■ Source material:
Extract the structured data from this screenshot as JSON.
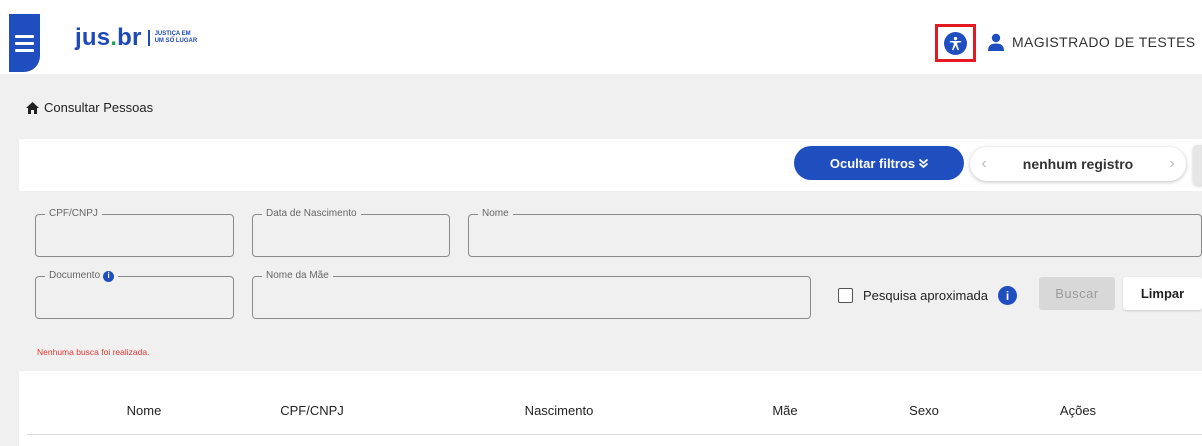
{
  "header": {
    "logo_main": "jus",
    "logo_dot": ".",
    "logo_suffix": "br",
    "logo_tag_line1": "JUSTIÇA EM",
    "logo_tag_line2": "UM SÓ LUGAR",
    "user_name": "MAGISTRADO DE TESTES",
    "accessibility_icon": "accessibility-icon",
    "user_icon": "person-icon"
  },
  "breadcrumb": {
    "icon": "home-icon",
    "label": "Consultar Pessoas"
  },
  "toolbar": {
    "filters_button": "Ocultar filtros",
    "filters_button_icon": "double-chevron-down-icon",
    "pager_text": "nenhum registro",
    "pager_prev": "‹",
    "pager_next": "›"
  },
  "filters": {
    "cpf_label": "CPF/CNPJ",
    "nascimento_label": "Data de Nascimento",
    "nome_label": "Nome",
    "documento_label": "Documento",
    "mae_label": "Nome da Mãe",
    "approx_label": "Pesquisa aproximada",
    "buscar_button": "Buscar",
    "limpar_button": "Limpar",
    "status_message": "Nenhuma busca foi realizada."
  },
  "table": {
    "columns": [
      "Nome",
      "CPF/CNPJ",
      "Nascimento",
      "Mãe",
      "Sexo",
      "Ações"
    ]
  },
  "colors": {
    "primary": "#1f4fbf",
    "brand_green": "#22a55b",
    "highlight_red": "#e21b23",
    "error_text": "#e53935"
  }
}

■ What you have to do: Repeat the data exactly in full, omitting its pictures.

■ Worked answer:
Extract the structured data from this screenshot as JSON.
{
  "header": {
    "logo_main": "jus",
    "logo_dot": ".",
    "logo_suffix": "br",
    "logo_tag_line1": "JUSTIÇA EM",
    "logo_tag_line2": "UM SÓ LUGAR",
    "user_name": "MAGISTRADO DE TESTES",
    "accessibility_icon": "accessibility-icon",
    "user_icon": "person-icon"
  },
  "breadcrumb": {
    "icon": "home-icon",
    "label": "Consultar Pessoas"
  },
  "toolbar": {
    "filters_button": "Ocultar filtros",
    "filters_button_icon": "double-chevron-down-icon",
    "pager_text": "nenhum registro",
    "pager_prev": "‹",
    "pager_next": "›"
  },
  "filters": {
    "cpf_label": "CPF/CNPJ",
    "nascimento_label": "Data de Nascimento",
    "nome_label": "Nome",
    "documento_label": "Documento",
    "mae_label": "Nome da Mãe",
    "approx_label": "Pesquisa aproximada",
    "buscar_button": "Buscar",
    "limpar_button": "Limpar",
    "status_message": "Nenhuma busca foi realizada."
  },
  "table": {
    "columns": [
      "Nome",
      "CPF/CNPJ",
      "Nascimento",
      "Mãe",
      "Sexo",
      "Ações"
    ]
  },
  "colors": {
    "primary": "#1f4fbf",
    "brand_green": "#22a55b",
    "highlight_red": "#e21b23",
    "error_text": "#e53935"
  }
}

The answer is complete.